WHAT YOU NEED TO DO:
Make a verbatim copy of the entries below; pictures stay out.

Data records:
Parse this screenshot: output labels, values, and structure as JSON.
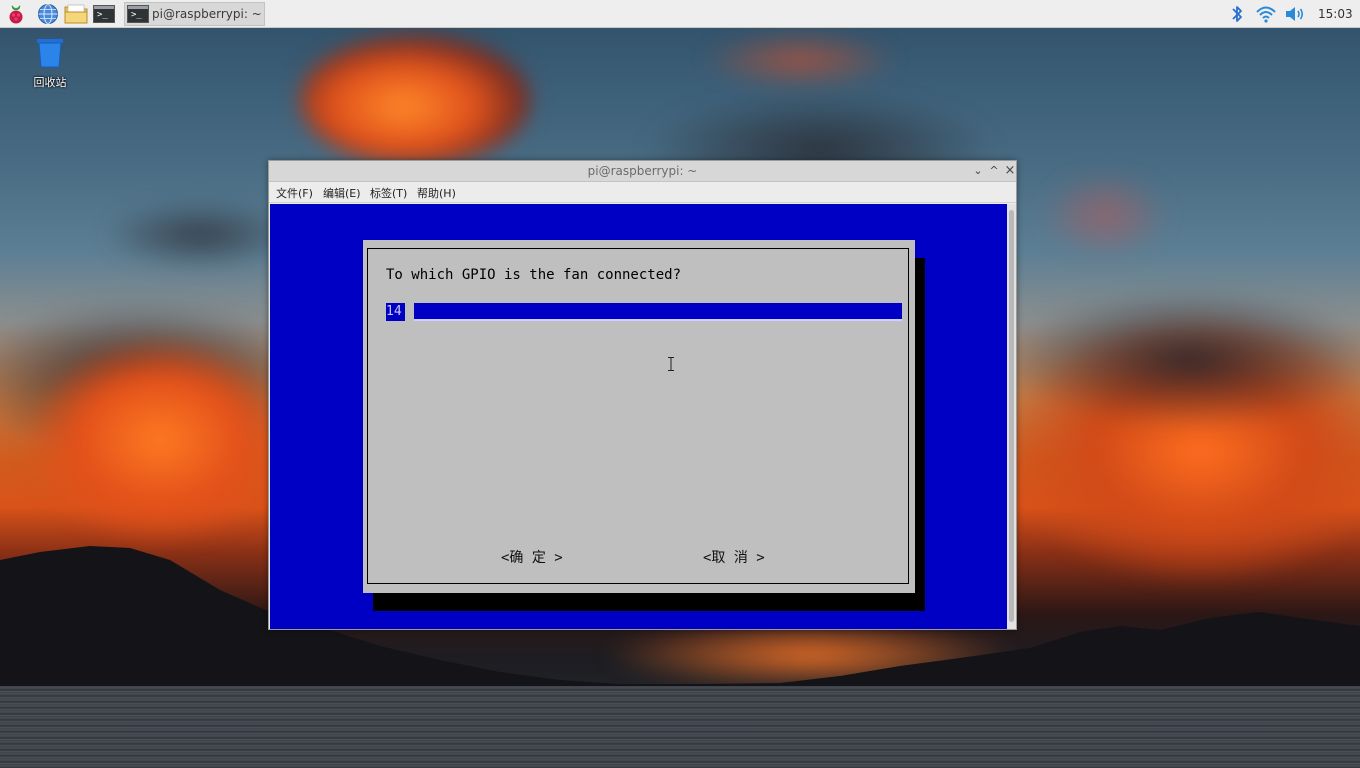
{
  "taskbar": {
    "task_label": "pi@raspberrypi: ~",
    "clock": "15:03"
  },
  "desktop": {
    "trash_label": "回收站"
  },
  "window": {
    "title": "pi@raspberrypi: ~",
    "menu": [
      "文件(F)",
      "编辑(E)",
      "标签(T)",
      "帮助(H)"
    ],
    "controls": {
      "minimize": "⌄",
      "maximize": "^",
      "close": "×"
    }
  },
  "dialog": {
    "prompt": "To which GPIO is the fan connected?",
    "input_value": "14",
    "ok_label": "<确 定 >",
    "cancel_label": "<取 消 >"
  },
  "colors": {
    "terminal_bg": "#0000c4",
    "dialog_bg": "#bfbfbf",
    "taskbar_bg": "#eeeeee"
  },
  "icons": [
    "raspberry-menu-icon",
    "browser-globe-icon",
    "file-manager-icon",
    "terminal-icon",
    "bluetooth-icon",
    "wifi-icon",
    "volume-icon",
    "trash-icon"
  ]
}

WORKED SOLUTION:
Parse this screenshot: output labels, values, and structure as JSON.
{
  "taskbar": {
    "task_label": "pi@raspberrypi: ~",
    "clock": "15:03"
  },
  "desktop": {
    "trash_label": "回收站"
  },
  "window": {
    "title": "pi@raspberrypi: ~",
    "menu": [
      "文件(F)",
      "编辑(E)",
      "标签(T)",
      "帮助(H)"
    ],
    "controls": {
      "minimize": "⌄",
      "maximize": "^",
      "close": "×"
    }
  },
  "dialog": {
    "prompt": "To which GPIO is the fan connected?",
    "input_value": "14",
    "ok_label": "<确 定 >",
    "cancel_label": "<取 消 >"
  },
  "colors": {
    "terminal_bg": "#0000c4",
    "dialog_bg": "#bfbfbf",
    "taskbar_bg": "#eeeeee"
  },
  "icons": [
    "raspberry-menu-icon",
    "browser-globe-icon",
    "file-manager-icon",
    "terminal-icon",
    "bluetooth-icon",
    "wifi-icon",
    "volume-icon",
    "trash-icon"
  ]
}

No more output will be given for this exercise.